» INFORMATION GIVEN:
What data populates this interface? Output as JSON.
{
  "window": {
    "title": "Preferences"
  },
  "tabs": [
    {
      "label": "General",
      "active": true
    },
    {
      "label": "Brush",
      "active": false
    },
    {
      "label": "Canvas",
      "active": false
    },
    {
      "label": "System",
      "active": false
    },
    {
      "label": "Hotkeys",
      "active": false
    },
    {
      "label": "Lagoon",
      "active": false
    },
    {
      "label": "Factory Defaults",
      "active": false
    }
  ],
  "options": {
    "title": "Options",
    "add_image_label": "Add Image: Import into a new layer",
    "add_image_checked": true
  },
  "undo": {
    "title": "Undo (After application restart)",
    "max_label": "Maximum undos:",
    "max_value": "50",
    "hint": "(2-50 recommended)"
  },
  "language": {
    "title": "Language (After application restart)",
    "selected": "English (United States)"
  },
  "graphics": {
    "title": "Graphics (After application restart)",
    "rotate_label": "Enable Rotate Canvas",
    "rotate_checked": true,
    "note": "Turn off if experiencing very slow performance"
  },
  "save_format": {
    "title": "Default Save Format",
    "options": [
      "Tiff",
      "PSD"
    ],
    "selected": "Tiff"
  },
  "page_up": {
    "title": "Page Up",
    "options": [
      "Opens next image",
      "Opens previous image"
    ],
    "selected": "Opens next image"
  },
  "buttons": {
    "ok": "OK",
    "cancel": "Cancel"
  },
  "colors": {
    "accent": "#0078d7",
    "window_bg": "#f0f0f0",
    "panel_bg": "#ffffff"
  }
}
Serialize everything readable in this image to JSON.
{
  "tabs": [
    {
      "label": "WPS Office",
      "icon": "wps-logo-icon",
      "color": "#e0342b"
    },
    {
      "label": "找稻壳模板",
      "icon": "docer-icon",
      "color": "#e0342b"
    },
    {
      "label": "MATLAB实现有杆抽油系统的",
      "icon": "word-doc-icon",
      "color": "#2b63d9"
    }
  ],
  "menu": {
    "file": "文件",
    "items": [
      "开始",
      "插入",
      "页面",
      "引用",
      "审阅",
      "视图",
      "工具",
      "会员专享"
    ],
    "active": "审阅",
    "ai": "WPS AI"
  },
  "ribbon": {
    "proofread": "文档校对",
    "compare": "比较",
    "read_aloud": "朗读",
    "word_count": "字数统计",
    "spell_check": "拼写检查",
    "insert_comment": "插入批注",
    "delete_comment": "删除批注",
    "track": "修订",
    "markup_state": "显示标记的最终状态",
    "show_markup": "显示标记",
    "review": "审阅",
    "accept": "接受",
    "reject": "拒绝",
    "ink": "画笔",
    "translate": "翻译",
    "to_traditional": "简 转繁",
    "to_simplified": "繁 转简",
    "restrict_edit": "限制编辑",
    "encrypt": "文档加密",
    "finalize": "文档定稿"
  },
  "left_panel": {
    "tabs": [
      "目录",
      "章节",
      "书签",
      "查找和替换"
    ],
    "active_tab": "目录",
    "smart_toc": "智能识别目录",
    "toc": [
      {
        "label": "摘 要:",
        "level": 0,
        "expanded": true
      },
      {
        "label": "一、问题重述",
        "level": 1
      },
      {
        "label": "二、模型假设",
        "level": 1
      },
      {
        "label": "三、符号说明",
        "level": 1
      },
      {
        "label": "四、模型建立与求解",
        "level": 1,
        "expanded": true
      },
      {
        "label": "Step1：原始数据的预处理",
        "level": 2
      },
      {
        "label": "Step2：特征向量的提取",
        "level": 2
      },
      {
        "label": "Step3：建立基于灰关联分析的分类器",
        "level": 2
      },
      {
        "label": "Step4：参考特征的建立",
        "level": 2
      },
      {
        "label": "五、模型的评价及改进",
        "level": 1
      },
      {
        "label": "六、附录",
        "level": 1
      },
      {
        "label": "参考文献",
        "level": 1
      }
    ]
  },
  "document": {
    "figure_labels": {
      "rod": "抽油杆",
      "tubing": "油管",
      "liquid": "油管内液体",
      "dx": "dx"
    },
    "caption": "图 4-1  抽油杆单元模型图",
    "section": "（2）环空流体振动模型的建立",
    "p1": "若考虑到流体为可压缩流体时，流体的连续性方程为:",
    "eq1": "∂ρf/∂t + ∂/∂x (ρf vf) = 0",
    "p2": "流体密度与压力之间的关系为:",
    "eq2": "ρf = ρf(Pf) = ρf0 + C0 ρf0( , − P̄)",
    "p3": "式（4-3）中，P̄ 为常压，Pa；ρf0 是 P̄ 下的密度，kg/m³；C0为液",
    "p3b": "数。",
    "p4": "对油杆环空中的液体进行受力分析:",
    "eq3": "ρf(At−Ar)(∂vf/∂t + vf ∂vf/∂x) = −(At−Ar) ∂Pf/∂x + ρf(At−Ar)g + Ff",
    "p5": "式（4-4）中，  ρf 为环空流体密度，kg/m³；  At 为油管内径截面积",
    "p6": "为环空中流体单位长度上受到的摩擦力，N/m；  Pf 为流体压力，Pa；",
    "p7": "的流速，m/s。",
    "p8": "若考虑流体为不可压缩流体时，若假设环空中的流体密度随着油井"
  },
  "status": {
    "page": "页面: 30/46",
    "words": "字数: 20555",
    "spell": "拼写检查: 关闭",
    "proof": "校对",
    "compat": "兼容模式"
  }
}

» GIVEN EXERCISE: Using the data above, output each line exactly.

» WRITTEN RESPONSE:
What data populates this interface? Output as JSON.
{
  "window": {
    "title": "Preferences"
  },
  "tabs": [
    {
      "label": "General",
      "active": true
    },
    {
      "label": "Brush",
      "active": false
    },
    {
      "label": "Canvas",
      "active": false
    },
    {
      "label": "System",
      "active": false
    },
    {
      "label": "Hotkeys",
      "active": false
    },
    {
      "label": "Lagoon",
      "active": false
    },
    {
      "label": "Factory Defaults",
      "active": false
    }
  ],
  "options": {
    "title": "Options",
    "add_image_label": "Add Image: Import into a new layer",
    "add_image_checked": true
  },
  "undo": {
    "title": "Undo (After application restart)",
    "max_label": "Maximum undos:",
    "max_value": "50",
    "hint": "(2-50 recommended)"
  },
  "language": {
    "title": "Language (After application restart)",
    "selected": "English (United States)"
  },
  "graphics": {
    "title": "Graphics (After application restart)",
    "rotate_label": "Enable Rotate Canvas",
    "rotate_checked": true,
    "note": "Turn off if experiencing very slow performance"
  },
  "save_format": {
    "title": "Default Save Format",
    "options": [
      "Tiff",
      "PSD"
    ],
    "selected": "Tiff"
  },
  "page_up": {
    "title": "Page Up",
    "options": [
      "Opens next image",
      "Opens previous image"
    ],
    "selected": "Opens next image"
  },
  "buttons": {
    "ok": "OK",
    "cancel": "Cancel"
  },
  "colors": {
    "accent": "#0078d7",
    "window_bg": "#f0f0f0",
    "panel_bg": "#ffffff"
  }
}
Serialize everything readable in this image to JSON.
{
  "tabs": [
    {
      "label": "WPS Office",
      "icon": "wps-logo-icon",
      "color": "#e0342b"
    },
    {
      "label": "找稻壳模板",
      "icon": "docer-icon",
      "color": "#e0342b"
    },
    {
      "label": "MATLAB实现有杆抽油系统的",
      "icon": "word-doc-icon",
      "color": "#2b63d9"
    }
  ],
  "menu": {
    "file": "文件",
    "items": [
      "开始",
      "插入",
      "页面",
      "引用",
      "审阅",
      "视图",
      "工具",
      "会员专享"
    ],
    "active": "审阅",
    "ai": "WPS AI"
  },
  "ribbon": {
    "proofread": "文档校对",
    "compare": "比较",
    "read_aloud": "朗读",
    "word_count": "字数统计",
    "spell_check": "拼写检查",
    "insert_comment": "插入批注",
    "delete_comment": "删除批注",
    "track": "修订",
    "markup_state": "显示标记的最终状态",
    "show_markup": "显示标记",
    "review": "审阅",
    "accept": "接受",
    "reject": "拒绝",
    "ink": "画笔",
    "translate": "翻译",
    "to_traditional": "简 转繁",
    "to_simplified": "繁 转简",
    "restrict_edit": "限制编辑",
    "encrypt": "文档加密",
    "finalize": "文档定稿"
  },
  "left_panel": {
    "tabs": [
      "目录",
      "章节",
      "书签",
      "查找和替换"
    ],
    "active_tab": "目录",
    "smart_toc": "智能识别目录",
    "toc": [
      {
        "label": "摘 要:",
        "level": 0,
        "expanded": true
      },
      {
        "label": "一、问题重述",
        "level": 1
      },
      {
        "label": "二、模型假设",
        "level": 1
      },
      {
        "label": "三、符号说明",
        "level": 1
      },
      {
        "label": "四、模型建立与求解",
        "level": 1,
        "expanded": true
      },
      {
        "label": "Step1：原始数据的预处理",
        "level": 2
      },
      {
        "label": "Step2：特征向量的提取",
        "level": 2
      },
      {
        "label": "Step3：建立基于灰关联分析的分类器",
        "level": 2
      },
      {
        "label": "Step4：参考特征的建立",
        "level": 2
      },
      {
        "label": "五、模型的评价及改进",
        "level": 1
      },
      {
        "label": "六、附录",
        "level": 1
      },
      {
        "label": "参考文献",
        "level": 1
      }
    ]
  },
  "document": {
    "figure_labels": {
      "rod": "抽油杆",
      "tubing": "油管",
      "liquid": "油管内液体",
      "dx": "dx"
    },
    "caption": "图 4-1  抽油杆单元模型图",
    "section": "（2）环空流体振动模型的建立",
    "p1": "若考虑到流体为可压缩流体时，流体的连续性方程为:",
    "eq1": "∂ρf/∂t + ∂/∂x (ρf vf) = 0",
    "p2": "流体密度与压力之间的关系为:",
    "eq2": "ρf = ρf(Pf) = ρf0 + C0 ρf0( , − P̄)",
    "p3": "式（4-3）中，P̄ 为常压，Pa；ρf0 是 P̄ 下的密度，kg/m³；C0为液",
    "p3b": "数。",
    "p4": "对油杆环空中的液体进行受力分析:",
    "eq3": "ρf(At−Ar)(∂vf/∂t + vf ∂vf/∂x) = −(At−Ar) ∂Pf/∂x + ρf(At−Ar)g + Ff",
    "p5": "式（4-4）中，  ρf 为环空流体密度，kg/m³；  At 为油管内径截面积",
    "p6": "为环空中流体单位长度上受到的摩擦力，N/m；  Pf 为流体压力，Pa；",
    "p7": "的流速，m/s。",
    "p8": "若考虑流体为不可压缩流体时，若假设环空中的流体密度随着油井"
  },
  "status": {
    "page": "页面: 30/46",
    "words": "字数: 20555",
    "spell": "拼写检查: 关闭",
    "proof": "校对",
    "compat": "兼容模式"
  }
}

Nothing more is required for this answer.